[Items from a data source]
────
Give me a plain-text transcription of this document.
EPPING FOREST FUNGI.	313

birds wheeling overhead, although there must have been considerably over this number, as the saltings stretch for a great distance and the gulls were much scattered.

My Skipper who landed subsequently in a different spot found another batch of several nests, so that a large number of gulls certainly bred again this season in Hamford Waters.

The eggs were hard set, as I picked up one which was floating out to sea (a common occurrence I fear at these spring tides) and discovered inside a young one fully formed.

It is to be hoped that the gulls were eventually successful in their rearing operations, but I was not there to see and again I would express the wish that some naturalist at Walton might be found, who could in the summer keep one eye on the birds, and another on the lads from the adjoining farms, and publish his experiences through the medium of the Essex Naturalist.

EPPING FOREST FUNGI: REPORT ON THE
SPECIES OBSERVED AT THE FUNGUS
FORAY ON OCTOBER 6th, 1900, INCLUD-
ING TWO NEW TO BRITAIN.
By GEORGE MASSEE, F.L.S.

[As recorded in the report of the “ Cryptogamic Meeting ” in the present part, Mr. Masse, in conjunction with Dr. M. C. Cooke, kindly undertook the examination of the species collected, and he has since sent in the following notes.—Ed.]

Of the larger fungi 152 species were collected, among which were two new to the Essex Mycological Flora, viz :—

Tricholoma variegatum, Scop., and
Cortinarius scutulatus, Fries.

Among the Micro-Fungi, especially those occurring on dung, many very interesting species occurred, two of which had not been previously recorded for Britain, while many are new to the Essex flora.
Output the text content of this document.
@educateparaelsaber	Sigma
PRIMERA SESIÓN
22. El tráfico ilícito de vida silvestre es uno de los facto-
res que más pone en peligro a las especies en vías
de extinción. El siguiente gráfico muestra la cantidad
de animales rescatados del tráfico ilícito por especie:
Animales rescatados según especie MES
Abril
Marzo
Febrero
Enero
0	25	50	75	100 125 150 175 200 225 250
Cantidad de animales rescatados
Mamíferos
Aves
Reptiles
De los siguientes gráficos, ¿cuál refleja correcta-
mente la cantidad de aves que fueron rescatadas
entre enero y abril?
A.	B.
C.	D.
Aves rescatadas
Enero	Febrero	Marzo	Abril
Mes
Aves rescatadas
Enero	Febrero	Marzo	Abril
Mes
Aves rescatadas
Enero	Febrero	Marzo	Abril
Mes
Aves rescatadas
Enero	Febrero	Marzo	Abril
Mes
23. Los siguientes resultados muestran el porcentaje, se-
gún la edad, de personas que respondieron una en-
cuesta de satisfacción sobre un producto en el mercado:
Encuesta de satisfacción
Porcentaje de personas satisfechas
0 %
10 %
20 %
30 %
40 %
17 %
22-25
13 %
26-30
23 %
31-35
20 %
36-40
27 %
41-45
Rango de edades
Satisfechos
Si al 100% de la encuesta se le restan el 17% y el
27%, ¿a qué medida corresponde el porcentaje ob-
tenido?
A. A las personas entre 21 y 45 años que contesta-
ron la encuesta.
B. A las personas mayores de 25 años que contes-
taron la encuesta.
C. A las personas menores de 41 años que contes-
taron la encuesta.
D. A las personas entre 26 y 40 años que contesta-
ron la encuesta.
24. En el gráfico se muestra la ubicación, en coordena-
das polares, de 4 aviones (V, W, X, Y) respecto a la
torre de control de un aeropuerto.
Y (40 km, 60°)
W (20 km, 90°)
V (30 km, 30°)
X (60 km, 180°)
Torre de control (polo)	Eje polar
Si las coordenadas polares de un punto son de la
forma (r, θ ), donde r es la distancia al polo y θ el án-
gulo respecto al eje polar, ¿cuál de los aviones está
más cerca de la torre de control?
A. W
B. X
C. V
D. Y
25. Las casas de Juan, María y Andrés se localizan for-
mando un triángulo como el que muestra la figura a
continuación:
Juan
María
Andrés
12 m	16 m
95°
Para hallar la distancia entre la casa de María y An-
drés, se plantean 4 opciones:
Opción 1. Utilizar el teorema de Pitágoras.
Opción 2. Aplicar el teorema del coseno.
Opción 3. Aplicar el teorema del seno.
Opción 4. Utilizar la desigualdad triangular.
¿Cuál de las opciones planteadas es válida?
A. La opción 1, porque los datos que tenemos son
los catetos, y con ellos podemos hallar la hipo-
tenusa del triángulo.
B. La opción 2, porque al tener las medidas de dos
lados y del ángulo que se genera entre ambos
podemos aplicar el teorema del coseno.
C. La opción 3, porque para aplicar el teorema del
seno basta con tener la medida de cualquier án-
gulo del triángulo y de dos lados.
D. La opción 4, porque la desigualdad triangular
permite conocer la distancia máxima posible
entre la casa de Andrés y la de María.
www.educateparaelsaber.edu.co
────
WHAT YOU ARE ASKED TO DO:
Please repeat the listing exactly, with nothing left out.

FULL OUTPUT:
Give me a plain-text transcription of this document.
EPPING FOREST FUNGI.	313

birds wheeling overhead, although there must have been considerably over this number, as the saltings stretch for a great distance and the gulls were much scattered.

My Skipper who landed subsequently in a different spot found another batch of several nests, so that a large number of gulls certainly bred again this season in Hamford Waters.

The eggs were hard set, as I picked up one which was floating out to sea (a common occurrence I fear at these spring tides) and discovered inside a young one fully formed.

It is to be hoped that the gulls were eventually successful in their rearing operations, but I was not there to see and again I would express the wish that some naturalist at Walton might be found, who could in the summer keep one eye on the birds, and another on the lads from the adjoining farms, and publish his experiences through the medium of the Essex Naturalist.

EPPING FOREST FUNGI: REPORT ON THE
SPECIES OBSERVED AT THE FUNGUS
FORAY ON OCTOBER 6th, 1900, INCLUD-
ING TWO NEW TO BRITAIN.
By GEORGE MASSEE, F.L.S.

[As recorded in the report of the “ Cryptogamic Meeting ” in the present part, Mr. Masse, in conjunction with Dr. M. C. Cooke, kindly undertook the examination of the species collected, and he has since sent in the following notes.—Ed.]

Of the larger fungi 152 species were collected, among which were two new to the Essex Mycological Flora, viz :—

Tricholoma variegatum, Scop., and
Cortinarius scutulatus, Fries.

Among the Micro-Fungi, especially those occurring on dung, many very interesting species occurred, two of which had not been previously recorded for Britain, while many are new to the Essex flora.
Output the text content of this document.
@educateparaelsaber	Sigma
PRIMERA SESIÓN
22. El tráfico ilícito de vida silvestre es uno de los facto-
res que más pone en peligro a las especies en vías
de extinción. El siguiente gráfico muestra la cantidad
de animales rescatados del tráfico ilícito por especie:
Animales rescatados según especie MES
Abril
Marzo
Febrero
Enero
0	25	50	75	100 125 150 175 200 225 250
Cantidad de animales rescatados
Mamíferos
Aves
Reptiles
De los siguientes gráficos, ¿cuál refleja correcta-
mente la cantidad de aves que fueron rescatadas
entre enero y abril?
A.	B.
C.	D.
Aves rescatadas
Enero	Febrero	Marzo	Abril
Mes
Aves rescatadas
Enero	Febrero	Marzo	Abril
Mes
Aves rescatadas
Enero	Febrero	Marzo	Abril
Mes
Aves rescatadas
Enero	Febrero	Marzo	Abril
Mes
23. Los siguientes resultados muestran el porcentaje, se-
gún la edad, de personas que respondieron una en-
cuesta de satisfacción sobre un producto en el mercado:
Encuesta de satisfacción
Porcentaje de personas satisfechas
0 %
10 %
20 %
30 %
40 %
17 %
22-25
13 %
26-30
23 %
31-35
20 %
36-40
27 %
41-45
Rango de edades
Satisfechos
Si al 100% de la encuesta se le restan el 17% y el
27%, ¿a qué medida corresponde el porcentaje ob-
tenido?
A. A las personas entre 21 y 45 años que contesta-
ron la encuesta.
B. A las personas mayores de 25 años que contes-
taron la encuesta.
C. A las personas menores de 41 años que contes-
taron la encuesta.
D. A las personas entre 26 y 40 años que contesta-
ron la encuesta.
24. En el gráfico se muestra la ubicación, en coordena-
das polares, de 4 aviones (V, W, X, Y) respecto a la
torre de control de un aeropuerto.
Y (40 km, 60°)
W (20 km, 90°)
V (30 km, 30°)
X (60 km, 180°)
Torre de control (polo)	Eje polar
Si las coordenadas polares de un punto son de la
forma (r, θ ), donde r es la distancia al polo y θ el án-
gulo respecto al eje polar, ¿cuál de los aviones está
más cerca de la torre de control?
A. W
B. X
C. V
D. Y
25. Las casas de Juan, María y Andrés se localizan for-
mando un triángulo como el que muestra la figura a
continuación:
Juan
María
Andrés
12 m	16 m
95°
Para hallar la distancia entre la casa de María y An-
drés, se plantean 4 opciones:
Opción 1. Utilizar el teorema de Pitágoras.
Opción 2. Aplicar el teorema del coseno.
Opción 3. Aplicar el teorema del seno.
Opción 4. Utilizar la desigualdad triangular.
¿Cuál de las opciones planteadas es válida?
A. La opción 1, porque los datos que tenemos son
los catetos, y con ellos podemos hallar la hipo-
tenusa del triángulo.
B. La opción 2, porque al tener las medidas de dos
lados y del ángulo que se genera entre ambos
podemos aplicar el teorema del coseno.
C. La opción 3, porque para aplicar el teorema del
seno basta con tener la medida de cualquier án-
gulo del triángulo y de dos lados.
D. La opción 4, porque la desigualdad triangular
permite conocer la distancia máxima posible
entre la casa de Andrés y la de María.
www.educateparaelsaber.edu.co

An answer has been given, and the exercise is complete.